## Work to be completed
Leave out the pictures and copy the remaining records exactly.

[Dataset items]
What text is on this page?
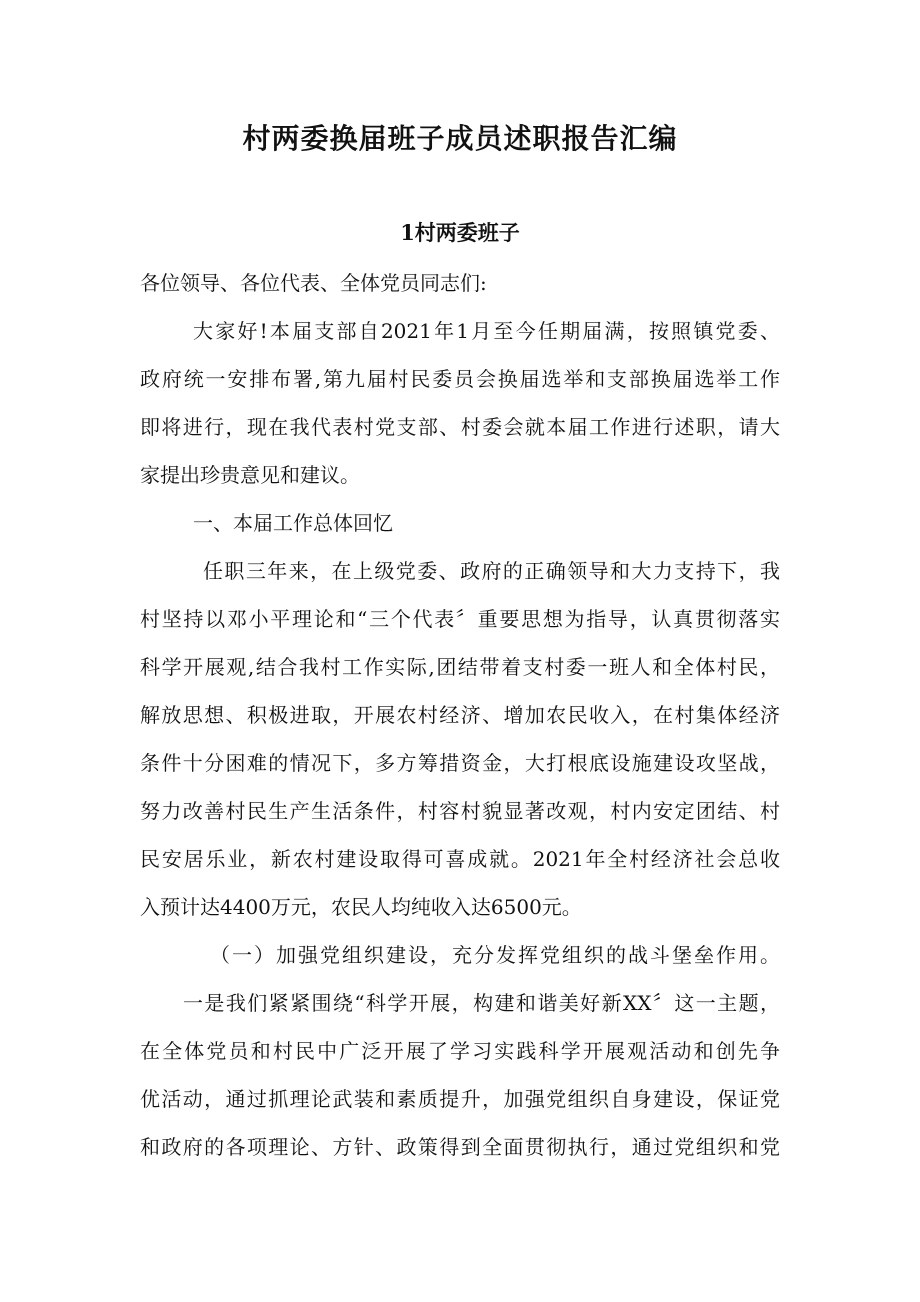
村两委换届班子成员述职报告汇编
1村两委班子
各位领导、各位代表、全体党员同志们:
大家好!本届支部自2021年1月至今任期届满，按照镇党委、
政府统一安排布署,第九届村民委员会换届选举和支部换届选举工作
即将进行，现在我代表村党支部、村委会就本届工作进行述职，请大
家提出珍贵意见和建议。
一、本届工作总体回忆
任职三年来，在上级党委、政府的正确领导和大力支持下，我
村坚持以邓小平理论和“三个代表〞重要思想为指导，认真贯彻落实
科学开展观,结合我村工作实际,团结带着支村委一班人和全体村民，
解放思想、积极进取，开展农村经济、增加农民收入，在村集体经济
条件十分困难的情况下，多方筹措资金，大打根底设施建设攻坚战，
努力改善村民生产生活条件，村容村貌显著改观，村内安定团结、村
民安居乐业，新农村建设取得可喜成就。2021年全村经济社会总收
入预计达4400万元，农民人均纯收入达6500元。
（一）加强党组织建设，充分发挥党组织的战斗堡垒作用。
一是我们紧紧围绕“科学开展，构建和谐美好新XX〞这一主题，
在全体党员和村民中广泛开展了学习实践科学开展观活动和创先争
优活动，通过抓理论武装和素质提升，加强党组织自身建设，保证党
和政府的各项理论、方针、政策得到全面贯彻执行，通过党组织和党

## Solution
What text is on this page?
村两委换届班子成员述职报告汇编
1村两委班子
各位领导、各位代表、全体党员同志们:
大家好!本届支部自2021年1月至今任期届满，按照镇党委、
政府统一安排布署,第九届村民委员会换届选举和支部换届选举工作
即将进行，现在我代表村党支部、村委会就本届工作进行述职，请大
家提出珍贵意见和建议。
一、本届工作总体回忆
任职三年来，在上级党委、政府的正确领导和大力支持下，我
村坚持以邓小平理论和“三个代表〞重要思想为指导，认真贯彻落实
科学开展观,结合我村工作实际,团结带着支村委一班人和全体村民，
解放思想、积极进取，开展农村经济、增加农民收入，在村集体经济
条件十分困难的情况下，多方筹措资金，大打根底设施建设攻坚战，
努力改善村民生产生活条件，村容村貌显著改观，村内安定团结、村
民安居乐业，新农村建设取得可喜成就。2021年全村经济社会总收
入预计达4400万元，农民人均纯收入达6500元。
（一）加强党组织建设，充分发挥党组织的战斗堡垒作用。
一是我们紧紧围绕“科学开展，构建和谐美好新XX〞这一主题，
在全体党员和村民中广泛开展了学习实践科学开展观活动和创先争
优活动，通过抓理论武装和素质提升，加强党组织自身建设，保证党
和政府的各项理论、方针、政策得到全面贯彻执行，通过党组织和党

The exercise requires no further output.